[START Task inputs]

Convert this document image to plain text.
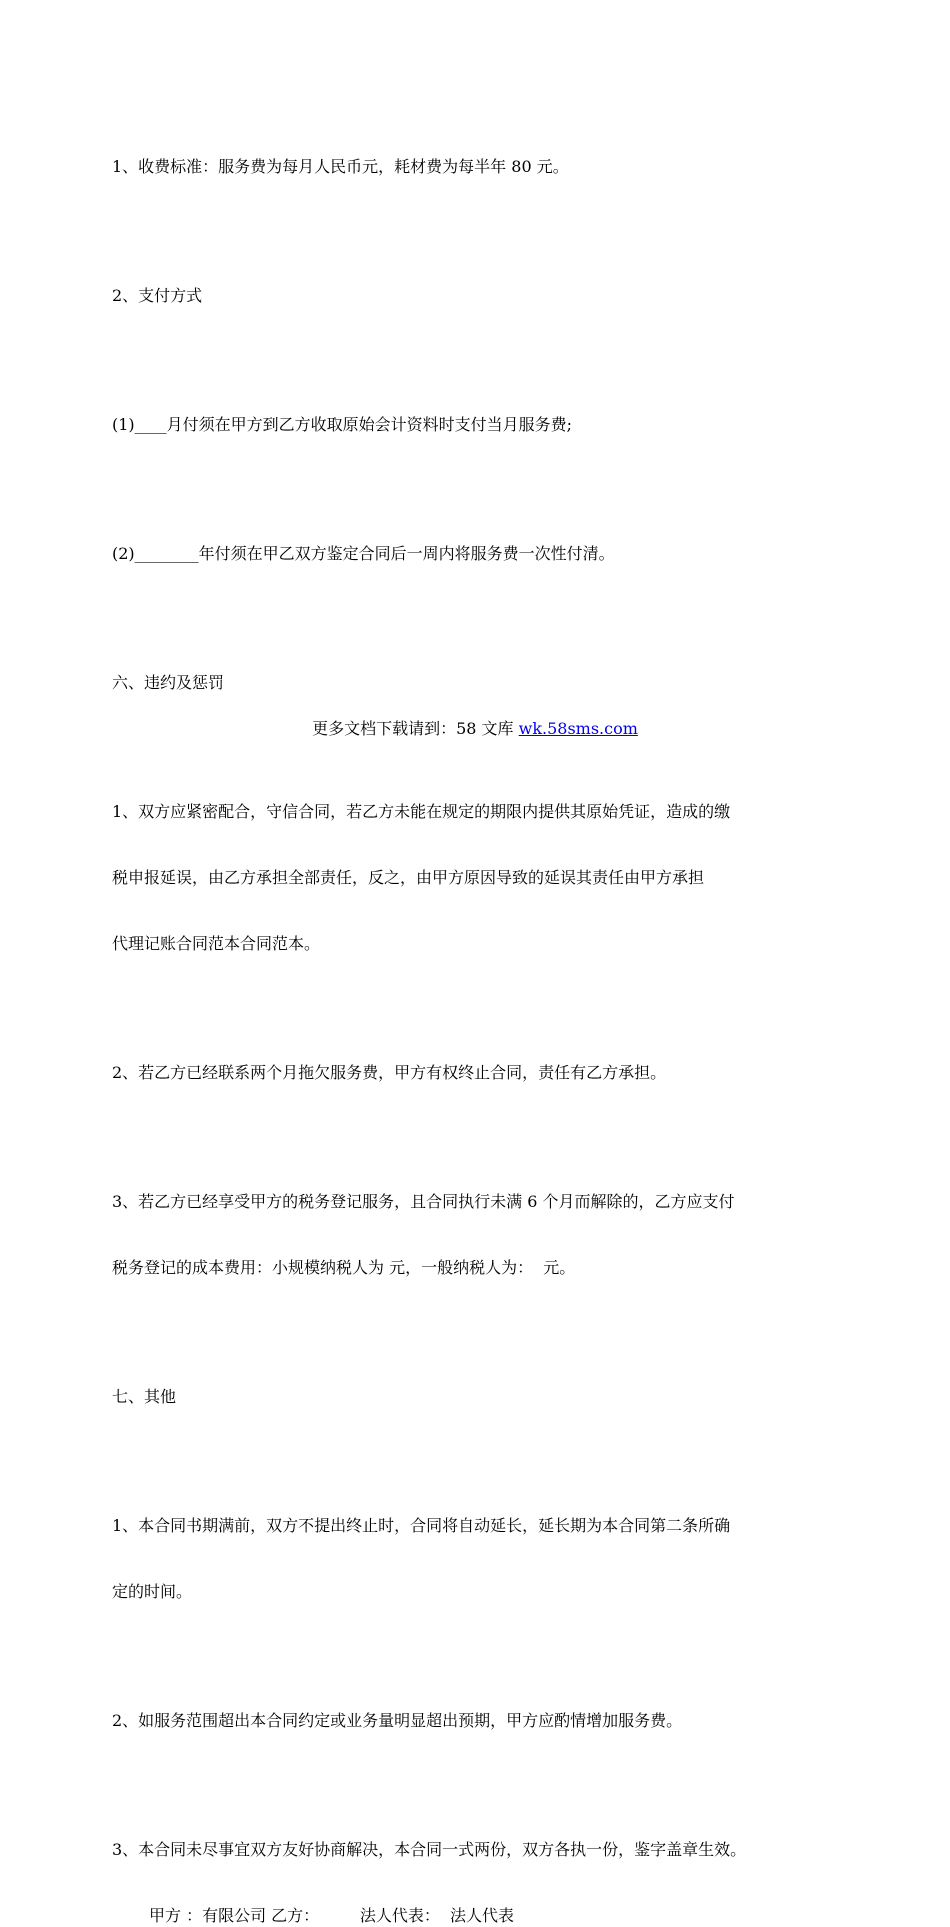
1、收费标准：服务费为每月人民币元，耗材费为每半年 80 元。

2、支付方式

(1)____月付须在甲方到乙方收取原始会计资料时支付当月服务费;

(2)________年付须在甲乙双方鉴定合同后一周内将服务费一次性付清。

六、违约及惩罚

1、双方应紧密配合，守信合同，若乙方未能在规定的期限内提供其原始凭证，造成的缴

税申报延误，由乙方承担全部责任，反之，由甲方原因导致的延误其责任由甲方承担

代理记账合同范本合同范本。

2、若乙方已经联系两个月拖欠服务费，甲方有权终止合同，责任有乙方承担。

3、若乙方已经享受甲方的税务登记服务，且合同执行未满 6 个月而解除的，乙方应支付

税务登记的成本费用：小规模纳税人为 元，一般纳税人为：  元。

七、其他

1、本合同书期满前，双方不提出终止时，合同将自动延长，延长期为本合同第二条所确

定的时间。

2、如服务范围超出本合同约定或业务量明显超出预期，甲方应酌情增加服务费。

3、本合同未尽事宜双方友好协商解决，本合同一式两份，双方各执一份，鉴字盖章生效。

甲方 ：有限公司 乙方：        法人代表：  法人代表

更多文档下载请到：58 文库 wk.58sms.com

[END Task inputs]

> _Exercise prompt_
Copy each line of the records precisely and drop any images they hold.

> _Written response_
Convert this document image to plain text.
1、收费标准：服务费为每月人民币元，耗材费为每半年 80 元。

2、支付方式

(1)____月付须在甲方到乙方收取原始会计资料时支付当月服务费;

(2)________年付须在甲乙双方鉴定合同后一周内将服务费一次性付清。

六、违约及惩罚

1、双方应紧密配合，守信合同，若乙方未能在规定的期限内提供其原始凭证，造成的缴

税申报延误，由乙方承担全部责任，反之，由甲方原因导致的延误其责任由甲方承担

代理记账合同范本合同范本。

2、若乙方已经联系两个月拖欠服务费，甲方有权终止合同，责任有乙方承担。

3、若乙方已经享受甲方的税务登记服务，且合同执行未满 6 个月而解除的，乙方应支付

税务登记的成本费用：小规模纳税人为 元，一般纳税人为：  元。

七、其他

1、本合同书期满前，双方不提出终止时，合同将自动延长，延长期为本合同第二条所确

定的时间。

2、如服务范围超出本合同约定或业务量明显超出预期，甲方应酌情增加服务费。

3、本合同未尽事宜双方友好协商解决，本合同一式两份，双方各执一份，鉴字盖章生效。

甲方 ：有限公司 乙方：        法人代表：  法人代表

更多文档下载请到：58 文库 wk.58sms.com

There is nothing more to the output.